Reproduce each record exactly.
### DATA IN THIS EXERCISE
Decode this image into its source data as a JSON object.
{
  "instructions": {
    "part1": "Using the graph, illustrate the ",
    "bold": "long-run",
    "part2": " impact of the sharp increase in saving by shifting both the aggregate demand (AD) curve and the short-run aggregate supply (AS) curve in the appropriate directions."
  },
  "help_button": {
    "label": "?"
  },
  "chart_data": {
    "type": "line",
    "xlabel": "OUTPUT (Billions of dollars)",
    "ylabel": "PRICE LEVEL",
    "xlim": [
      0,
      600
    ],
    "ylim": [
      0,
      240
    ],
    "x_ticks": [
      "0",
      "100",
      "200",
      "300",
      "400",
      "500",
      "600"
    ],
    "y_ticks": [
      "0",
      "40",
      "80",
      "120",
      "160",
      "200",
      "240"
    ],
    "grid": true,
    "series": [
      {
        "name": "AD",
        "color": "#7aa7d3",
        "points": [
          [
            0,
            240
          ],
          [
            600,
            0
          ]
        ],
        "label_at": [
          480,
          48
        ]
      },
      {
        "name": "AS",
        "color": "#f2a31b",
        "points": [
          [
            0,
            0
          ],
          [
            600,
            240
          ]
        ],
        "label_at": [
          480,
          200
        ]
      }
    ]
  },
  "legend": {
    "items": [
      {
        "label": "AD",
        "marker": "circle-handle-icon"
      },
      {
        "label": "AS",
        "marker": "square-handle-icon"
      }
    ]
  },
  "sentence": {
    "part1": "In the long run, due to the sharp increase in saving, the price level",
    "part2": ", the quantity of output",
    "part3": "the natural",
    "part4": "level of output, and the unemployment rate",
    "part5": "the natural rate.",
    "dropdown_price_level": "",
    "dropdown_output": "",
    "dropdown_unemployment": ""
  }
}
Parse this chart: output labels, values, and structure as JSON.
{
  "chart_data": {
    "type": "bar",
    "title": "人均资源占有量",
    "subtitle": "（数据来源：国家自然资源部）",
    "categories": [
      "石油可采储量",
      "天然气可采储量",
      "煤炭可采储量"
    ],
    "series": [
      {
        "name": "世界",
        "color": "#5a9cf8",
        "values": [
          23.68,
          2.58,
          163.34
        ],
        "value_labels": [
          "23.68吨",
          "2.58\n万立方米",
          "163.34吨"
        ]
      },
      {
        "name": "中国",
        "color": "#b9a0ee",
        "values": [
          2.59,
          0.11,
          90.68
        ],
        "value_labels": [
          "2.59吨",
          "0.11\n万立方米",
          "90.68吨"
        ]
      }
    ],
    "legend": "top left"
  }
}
######
→ CORRECT ANSWER:
Decode this image into its source data as a JSON object.
{
  "instructions": {
    "part1": "Using the graph, illustrate the ",
    "bold": "long-run",
    "part2": " impact of the sharp increase in saving by shifting both the aggregate demand (AD) curve and the short-run aggregate supply (AS) curve in the appropriate directions."
  },
  "help_button": {
    "label": "?"
  },
  "chart_data": {
    "type": "line",
    "xlabel": "OUTPUT (Billions of dollars)",
    "ylabel": "PRICE LEVEL",
    "xlim": [
      0,
      600
    ],
    "ylim": [
      0,
      240
    ],
    "x_ticks": [
      "0",
      "100",
      "200",
      "300",
      "400",
      "500",
      "600"
    ],
    "y_ticks": [
      "0",
      "40",
      "80",
      "120",
      "160",
      "200",
      "240"
    ],
    "grid": true,
    "series": [
      {
        "name": "AD",
        "color": "#7aa7d3",
        "points": [
          [
            0,
            240
          ],
          [
            600,
            0
          ]
        ],
        "label_at": [
          480,
          48
        ]
      },
      {
        "name": "AS",
        "color": "#f2a31b",
        "points": [
          [
            0,
            0
          ],
          [
            600,
            240
          ]
        ],
        "label_at": [
          480,
          200
        ]
      }
    ]
  },
  "legend": {
    "items": [
      {
        "label": "AD",
        "marker": "circle-handle-icon"
      },
      {
        "label": "AS",
        "marker": "square-handle-icon"
      }
    ]
  },
  "sentence": {
    "part1": "In the long run, due to the sharp increase in saving, the price level",
    "part2": ", the quantity of output",
    "part3": "the natural",
    "part4": "level of output, and the unemployment rate",
    "part5": "the natural rate.",
    "dropdown_price_level": "",
    "dropdown_output": "",
    "dropdown_unemployment": ""
  }
}
Parse this chart: output labels, values, and structure as JSON.
{
  "chart_data": {
    "type": "bar",
    "title": "人均资源占有量",
    "subtitle": "（数据来源：国家自然资源部）",
    "categories": [
      "石油可采储量",
      "天然气可采储量",
      "煤炭可采储量"
    ],
    "series": [
      {
        "name": "世界",
        "color": "#5a9cf8",
        "values": [
          23.68,
          2.58,
          163.34
        ],
        "value_labels": [
          "23.68吨",
          "2.58\n万立方米",
          "163.34吨"
        ]
      },
      {
        "name": "中国",
        "color": "#b9a0ee",
        "values": [
          2.59,
          0.11,
          90.68
        ],
        "value_labels": [
          "2.59吨",
          "0.11\n万立方米",
          "90.68吨"
        ]
      }
    ],
    "legend": "top left"
  }
}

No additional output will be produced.